TASK: Will you quote all of the entries, word for word?

PROVIDED DATA:
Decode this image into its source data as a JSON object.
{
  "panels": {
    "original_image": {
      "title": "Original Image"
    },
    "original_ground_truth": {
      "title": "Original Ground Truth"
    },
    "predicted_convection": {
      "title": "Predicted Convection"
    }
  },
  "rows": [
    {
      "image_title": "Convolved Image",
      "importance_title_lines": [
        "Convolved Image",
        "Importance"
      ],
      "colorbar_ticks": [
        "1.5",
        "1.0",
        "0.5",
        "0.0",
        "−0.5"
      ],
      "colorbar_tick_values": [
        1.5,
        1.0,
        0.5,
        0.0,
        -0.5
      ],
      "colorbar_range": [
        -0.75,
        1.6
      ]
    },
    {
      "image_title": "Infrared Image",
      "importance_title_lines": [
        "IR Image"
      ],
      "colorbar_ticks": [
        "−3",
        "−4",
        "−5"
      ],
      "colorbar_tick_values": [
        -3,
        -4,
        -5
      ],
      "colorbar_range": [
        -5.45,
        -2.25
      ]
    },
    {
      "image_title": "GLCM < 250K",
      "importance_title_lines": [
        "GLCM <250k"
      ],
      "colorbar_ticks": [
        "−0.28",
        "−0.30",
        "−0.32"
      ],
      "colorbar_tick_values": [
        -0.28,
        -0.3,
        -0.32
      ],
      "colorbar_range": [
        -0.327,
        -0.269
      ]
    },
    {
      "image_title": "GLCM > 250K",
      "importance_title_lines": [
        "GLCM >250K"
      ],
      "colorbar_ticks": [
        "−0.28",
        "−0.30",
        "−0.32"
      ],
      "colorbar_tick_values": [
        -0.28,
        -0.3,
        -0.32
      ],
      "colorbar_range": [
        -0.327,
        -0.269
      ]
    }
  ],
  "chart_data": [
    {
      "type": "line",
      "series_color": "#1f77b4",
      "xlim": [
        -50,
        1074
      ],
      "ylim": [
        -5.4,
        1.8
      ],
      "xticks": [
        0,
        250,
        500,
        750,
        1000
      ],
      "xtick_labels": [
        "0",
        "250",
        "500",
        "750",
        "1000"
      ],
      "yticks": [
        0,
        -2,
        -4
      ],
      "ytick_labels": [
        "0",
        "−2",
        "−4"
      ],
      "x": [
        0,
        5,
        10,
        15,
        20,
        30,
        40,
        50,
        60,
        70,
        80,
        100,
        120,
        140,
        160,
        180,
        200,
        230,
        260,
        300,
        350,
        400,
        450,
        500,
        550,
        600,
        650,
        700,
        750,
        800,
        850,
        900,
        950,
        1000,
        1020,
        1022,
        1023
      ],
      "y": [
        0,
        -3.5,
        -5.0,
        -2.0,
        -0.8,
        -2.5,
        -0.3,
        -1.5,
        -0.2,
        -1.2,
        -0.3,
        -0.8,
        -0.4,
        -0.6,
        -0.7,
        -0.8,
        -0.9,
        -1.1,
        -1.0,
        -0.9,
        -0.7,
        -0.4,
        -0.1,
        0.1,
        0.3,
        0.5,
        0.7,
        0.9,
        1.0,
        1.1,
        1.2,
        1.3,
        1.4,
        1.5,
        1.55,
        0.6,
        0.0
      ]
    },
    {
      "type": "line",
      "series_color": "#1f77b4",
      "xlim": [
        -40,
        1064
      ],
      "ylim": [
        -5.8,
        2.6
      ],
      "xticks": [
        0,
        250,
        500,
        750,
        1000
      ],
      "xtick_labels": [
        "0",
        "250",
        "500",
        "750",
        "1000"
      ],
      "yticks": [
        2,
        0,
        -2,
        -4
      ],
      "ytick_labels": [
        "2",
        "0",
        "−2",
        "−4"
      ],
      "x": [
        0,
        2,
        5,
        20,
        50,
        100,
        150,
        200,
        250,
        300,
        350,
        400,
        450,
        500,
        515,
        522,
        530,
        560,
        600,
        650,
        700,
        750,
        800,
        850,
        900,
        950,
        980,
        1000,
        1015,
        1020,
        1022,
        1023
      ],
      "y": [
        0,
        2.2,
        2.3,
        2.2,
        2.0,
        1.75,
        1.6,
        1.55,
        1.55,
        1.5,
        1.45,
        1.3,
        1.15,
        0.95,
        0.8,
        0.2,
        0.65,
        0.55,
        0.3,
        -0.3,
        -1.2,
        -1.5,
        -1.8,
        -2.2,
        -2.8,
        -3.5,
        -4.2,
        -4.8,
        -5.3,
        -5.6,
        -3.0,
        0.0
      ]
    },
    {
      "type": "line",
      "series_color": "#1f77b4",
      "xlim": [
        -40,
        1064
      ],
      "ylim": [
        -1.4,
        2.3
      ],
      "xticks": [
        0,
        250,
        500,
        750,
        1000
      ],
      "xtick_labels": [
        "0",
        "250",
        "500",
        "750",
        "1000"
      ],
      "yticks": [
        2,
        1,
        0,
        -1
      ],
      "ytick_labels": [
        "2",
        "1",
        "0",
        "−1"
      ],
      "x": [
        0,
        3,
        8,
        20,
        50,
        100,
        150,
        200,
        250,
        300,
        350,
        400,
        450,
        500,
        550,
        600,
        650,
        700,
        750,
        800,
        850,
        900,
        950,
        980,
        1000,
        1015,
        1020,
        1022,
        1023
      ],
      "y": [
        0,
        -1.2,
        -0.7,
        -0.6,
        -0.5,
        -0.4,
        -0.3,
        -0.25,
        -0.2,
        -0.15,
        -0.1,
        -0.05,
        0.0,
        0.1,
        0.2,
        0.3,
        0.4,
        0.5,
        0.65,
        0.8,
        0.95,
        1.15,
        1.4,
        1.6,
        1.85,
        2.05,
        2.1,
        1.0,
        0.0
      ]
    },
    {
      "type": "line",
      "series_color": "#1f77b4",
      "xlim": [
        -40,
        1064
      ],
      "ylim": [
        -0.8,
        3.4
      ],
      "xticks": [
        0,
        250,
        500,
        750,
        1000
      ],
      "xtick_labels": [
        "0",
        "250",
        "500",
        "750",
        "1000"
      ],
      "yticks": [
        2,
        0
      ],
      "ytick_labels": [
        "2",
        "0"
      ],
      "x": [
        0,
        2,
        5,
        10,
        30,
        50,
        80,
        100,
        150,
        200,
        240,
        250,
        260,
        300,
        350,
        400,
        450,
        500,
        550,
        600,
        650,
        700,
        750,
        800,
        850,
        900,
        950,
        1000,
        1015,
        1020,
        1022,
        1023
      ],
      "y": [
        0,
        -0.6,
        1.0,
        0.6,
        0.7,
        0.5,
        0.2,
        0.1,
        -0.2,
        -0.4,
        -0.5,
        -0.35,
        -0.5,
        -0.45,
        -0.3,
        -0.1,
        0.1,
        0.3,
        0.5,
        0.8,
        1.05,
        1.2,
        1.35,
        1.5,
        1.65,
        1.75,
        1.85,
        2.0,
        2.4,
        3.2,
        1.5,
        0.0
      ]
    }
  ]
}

SOLUTION FOR THIS PROBLEM:
Decode this image into its source data as a JSON object.
{
  "panels": {
    "original_image": {
      "title": "Original Image"
    },
    "original_ground_truth": {
      "title": "Original Ground Truth"
    },
    "predicted_convection": {
      "title": "Predicted Convection"
    }
  },
  "rows": [
    {
      "image_title": "Convolved Image",
      "importance_title_lines": [
        "Convolved Image",
        "Importance"
      ],
      "colorbar_ticks": [
        "1.5",
        "1.0",
        "0.5",
        "0.0",
        "−0.5"
      ],
      "colorbar_tick_values": [
        1.5,
        1.0,
        0.5,
        0.0,
        -0.5
      ],
      "colorbar_range": [
        -0.75,
        1.6
      ]
    },
    {
      "image_title": "Infrared Image",
      "importance_title_lines": [
        "IR Image"
      ],
      "colorbar_ticks": [
        "−3",
        "−4",
        "−5"
      ],
      "colorbar_tick_values": [
        -3,
        -4,
        -5
      ],
      "colorbar_range": [
        -5.45,
        -2.25
      ]
    },
    {
      "image_title": "GLCM < 250K",
      "importance_title_lines": [
        "GLCM <250k"
      ],
      "colorbar_ticks": [
        "−0.28",
        "−0.30",
        "−0.32"
      ],
      "colorbar_tick_values": [
        -0.28,
        -0.3,
        -0.32
      ],
      "colorbar_range": [
        -0.327,
        -0.269
      ]
    },
    {
      "image_title": "GLCM > 250K",
      "importance_title_lines": [
        "GLCM >250K"
      ],
      "colorbar_ticks": [
        "−0.28",
        "−0.30",
        "−0.32"
      ],
      "colorbar_tick_values": [
        -0.28,
        -0.3,
        -0.32
      ],
      "colorbar_range": [
        -0.327,
        -0.269
      ]
    }
  ],
  "chart_data": [
    {
      "type": "line",
      "series_color": "#1f77b4",
      "xlim": [
        -50,
        1074
      ],
      "ylim": [
        -5.4,
        1.8
      ],
      "xticks": [
        0,
        250,
        500,
        750,
        1000
      ],
      "xtick_labels": [
        "0",
        "250",
        "500",
        "750",
        "1000"
      ],
      "yticks": [
        0,
        -2,
        -4
      ],
      "ytick_labels": [
        "0",
        "−2",
        "−4"
      ],
      "x": [
        0,
        5,
        10,
        15,
        20,
        30,
        40,
        50,
        60,
        70,
        80,
        100,
        120,
        140,
        160,
        180,
        200,
        230,
        260,
        300,
        350,
        400,
        450,
        500,
        550,
        600,
        650,
        700,
        750,
        800,
        850,
        900,
        950,
        1000,
        1020,
        1022,
        1023
      ],
      "y": [
        0,
        -3.5,
        -5.0,
        -2.0,
        -0.8,
        -2.5,
        -0.3,
        -1.5,
        -0.2,
        -1.2,
        -0.3,
        -0.8,
        -0.4,
        -0.6,
        -0.7,
        -0.8,
        -0.9,
        -1.1,
        -1.0,
        -0.9,
        -0.7,
        -0.4,
        -0.1,
        0.1,
        0.3,
        0.5,
        0.7,
        0.9,
        1.0,
        1.1,
        1.2,
        1.3,
        1.4,
        1.5,
        1.55,
        0.6,
        0.0
      ]
    },
    {
      "type": "line",
      "series_color": "#1f77b4",
      "xlim": [
        -40,
        1064
      ],
      "ylim": [
        -5.8,
        2.6
      ],
      "xticks": [
        0,
        250,
        500,
        750,
        1000
      ],
      "xtick_labels": [
        "0",
        "250",
        "500",
        "750",
        "1000"
      ],
      "yticks": [
        2,
        0,
        -2,
        -4
      ],
      "ytick_labels": [
        "2",
        "0",
        "−2",
        "−4"
      ],
      "x": [
        0,
        2,
        5,
        20,
        50,
        100,
        150,
        200,
        250,
        300,
        350,
        400,
        450,
        500,
        515,
        522,
        530,
        560,
        600,
        650,
        700,
        750,
        800,
        850,
        900,
        950,
        980,
        1000,
        1015,
        1020,
        1022,
        1023
      ],
      "y": [
        0,
        2.2,
        2.3,
        2.2,
        2.0,
        1.75,
        1.6,
        1.55,
        1.55,
        1.5,
        1.45,
        1.3,
        1.15,
        0.95,
        0.8,
        0.2,
        0.65,
        0.55,
        0.3,
        -0.3,
        -1.2,
        -1.5,
        -1.8,
        -2.2,
        -2.8,
        -3.5,
        -4.2,
        -4.8,
        -5.3,
        -5.6,
        -3.0,
        0.0
      ]
    },
    {
      "type": "line",
      "series_color": "#1f77b4",
      "xlim": [
        -40,
        1064
      ],
      "ylim": [
        -1.4,
        2.3
      ],
      "xticks": [
        0,
        250,
        500,
        750,
        1000
      ],
      "xtick_labels": [
        "0",
        "250",
        "500",
        "750",
        "1000"
      ],
      "yticks": [
        2,
        1,
        0,
        -1
      ],
      "ytick_labels": [
        "2",
        "1",
        "0",
        "−1"
      ],
      "x": [
        0,
        3,
        8,
        20,
        50,
        100,
        150,
        200,
        250,
        300,
        350,
        400,
        450,
        500,
        550,
        600,
        650,
        700,
        750,
        800,
        850,
        900,
        950,
        980,
        1000,
        1015,
        1020,
        1022,
        1023
      ],
      "y": [
        0,
        -1.2,
        -0.7,
        -0.6,
        -0.5,
        -0.4,
        -0.3,
        -0.25,
        -0.2,
        -0.15,
        -0.1,
        -0.05,
        0.0,
        0.1,
        0.2,
        0.3,
        0.4,
        0.5,
        0.65,
        0.8,
        0.95,
        1.15,
        1.4,
        1.6,
        1.85,
        2.05,
        2.1,
        1.0,
        0.0
      ]
    },
    {
      "type": "line",
      "series_color": "#1f77b4",
      "xlim": [
        -40,
        1064
      ],
      "ylim": [
        -0.8,
        3.4
      ],
      "xticks": [
        0,
        250,
        500,
        750,
        1000
      ],
      "xtick_labels": [
        "0",
        "250",
        "500",
        "750",
        "1000"
      ],
      "yticks": [
        2,
        0
      ],
      "ytick_labels": [
        "2",
        "0"
      ],
      "x": [
        0,
        2,
        5,
        10,
        30,
        50,
        80,
        100,
        150,
        200,
        240,
        250,
        260,
        300,
        350,
        400,
        450,
        500,
        550,
        600,
        650,
        700,
        750,
        800,
        850,
        900,
        950,
        1000,
        1015,
        1020,
        1022,
        1023
      ],
      "y": [
        0,
        -0.6,
        1.0,
        0.6,
        0.7,
        0.5,
        0.2,
        0.1,
        -0.2,
        -0.4,
        -0.5,
        -0.35,
        -0.5,
        -0.45,
        -0.3,
        -0.1,
        0.1,
        0.3,
        0.5,
        0.8,
        1.05,
        1.2,
        1.35,
        1.5,
        1.65,
        1.75,
        1.85,
        2.0,
        2.4,
        3.2,
        1.5,
        0.0
      ]
    }
  ]
}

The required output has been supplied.